Stated task =
Write the material out again, line by line, exactly as it is.
--- Start of Records to use ---
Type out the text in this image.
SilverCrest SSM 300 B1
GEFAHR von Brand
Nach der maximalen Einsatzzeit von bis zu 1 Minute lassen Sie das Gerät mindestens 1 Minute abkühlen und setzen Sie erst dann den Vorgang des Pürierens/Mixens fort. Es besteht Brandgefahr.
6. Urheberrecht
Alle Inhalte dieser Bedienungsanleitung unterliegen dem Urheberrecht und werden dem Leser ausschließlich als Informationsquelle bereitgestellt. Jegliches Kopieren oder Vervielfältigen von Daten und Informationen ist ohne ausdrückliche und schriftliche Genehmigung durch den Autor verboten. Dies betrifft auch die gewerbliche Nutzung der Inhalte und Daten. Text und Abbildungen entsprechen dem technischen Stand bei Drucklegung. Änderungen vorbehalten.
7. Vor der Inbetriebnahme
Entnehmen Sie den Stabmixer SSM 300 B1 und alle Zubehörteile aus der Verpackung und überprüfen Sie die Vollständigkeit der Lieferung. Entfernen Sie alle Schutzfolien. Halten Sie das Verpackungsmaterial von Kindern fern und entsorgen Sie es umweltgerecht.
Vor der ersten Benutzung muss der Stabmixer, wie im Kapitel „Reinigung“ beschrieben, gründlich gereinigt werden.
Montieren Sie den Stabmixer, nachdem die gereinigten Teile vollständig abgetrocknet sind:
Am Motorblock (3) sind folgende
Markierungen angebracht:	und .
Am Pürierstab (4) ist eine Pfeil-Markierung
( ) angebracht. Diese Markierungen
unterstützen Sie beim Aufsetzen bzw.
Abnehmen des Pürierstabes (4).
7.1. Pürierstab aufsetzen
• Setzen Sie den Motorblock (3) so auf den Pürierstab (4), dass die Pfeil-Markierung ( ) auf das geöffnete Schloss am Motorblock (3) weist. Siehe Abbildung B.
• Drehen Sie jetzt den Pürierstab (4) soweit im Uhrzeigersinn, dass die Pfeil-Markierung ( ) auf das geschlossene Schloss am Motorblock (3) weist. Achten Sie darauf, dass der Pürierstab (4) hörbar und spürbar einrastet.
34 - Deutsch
--- End of Records to use ---
Result =
Type out the text in this image.
SilverCrest SSM 300 B1
GEFAHR von Brand
Nach der maximalen Einsatzzeit von bis zu 1 Minute lassen Sie das Gerät mindestens 1 Minute abkühlen und setzen Sie erst dann den Vorgang des Pürierens/Mixens fort. Es besteht Brandgefahr.
6. Urheberrecht
Alle Inhalte dieser Bedienungsanleitung unterliegen dem Urheberrecht und werden dem Leser ausschließlich als Informationsquelle bereitgestellt. Jegliches Kopieren oder Vervielfältigen von Daten und Informationen ist ohne ausdrückliche und schriftliche Genehmigung durch den Autor verboten. Dies betrifft auch die gewerbliche Nutzung der Inhalte und Daten. Text und Abbildungen entsprechen dem technischen Stand bei Drucklegung. Änderungen vorbehalten.
7. Vor der Inbetriebnahme
Entnehmen Sie den Stabmixer SSM 300 B1 und alle Zubehörteile aus der Verpackung und überprüfen Sie die Vollständigkeit der Lieferung. Entfernen Sie alle Schutzfolien. Halten Sie das Verpackungsmaterial von Kindern fern und entsorgen Sie es umweltgerecht.
Vor der ersten Benutzung muss der Stabmixer, wie im Kapitel „Reinigung“ beschrieben, gründlich gereinigt werden.
Montieren Sie den Stabmixer, nachdem die gereinigten Teile vollständig abgetrocknet sind:
Am Motorblock (3) sind folgende
Markierungen angebracht:	und .
Am Pürierstab (4) ist eine Pfeil-Markierung
( ) angebracht. Diese Markierungen
unterstützen Sie beim Aufsetzen bzw.
Abnehmen des Pürierstabes (4).
7.1. Pürierstab aufsetzen
• Setzen Sie den Motorblock (3) so auf den Pürierstab (4), dass die Pfeil-Markierung ( ) auf das geöffnete Schloss am Motorblock (3) weist. Siehe Abbildung B.
• Drehen Sie jetzt den Pürierstab (4) soweit im Uhrzeigersinn, dass die Pfeil-Markierung ( ) auf das geschlossene Schloss am Motorblock (3) weist. Achten Sie darauf, dass der Pürierstab (4) hörbar und spürbar einrastet.
34 - Deutsch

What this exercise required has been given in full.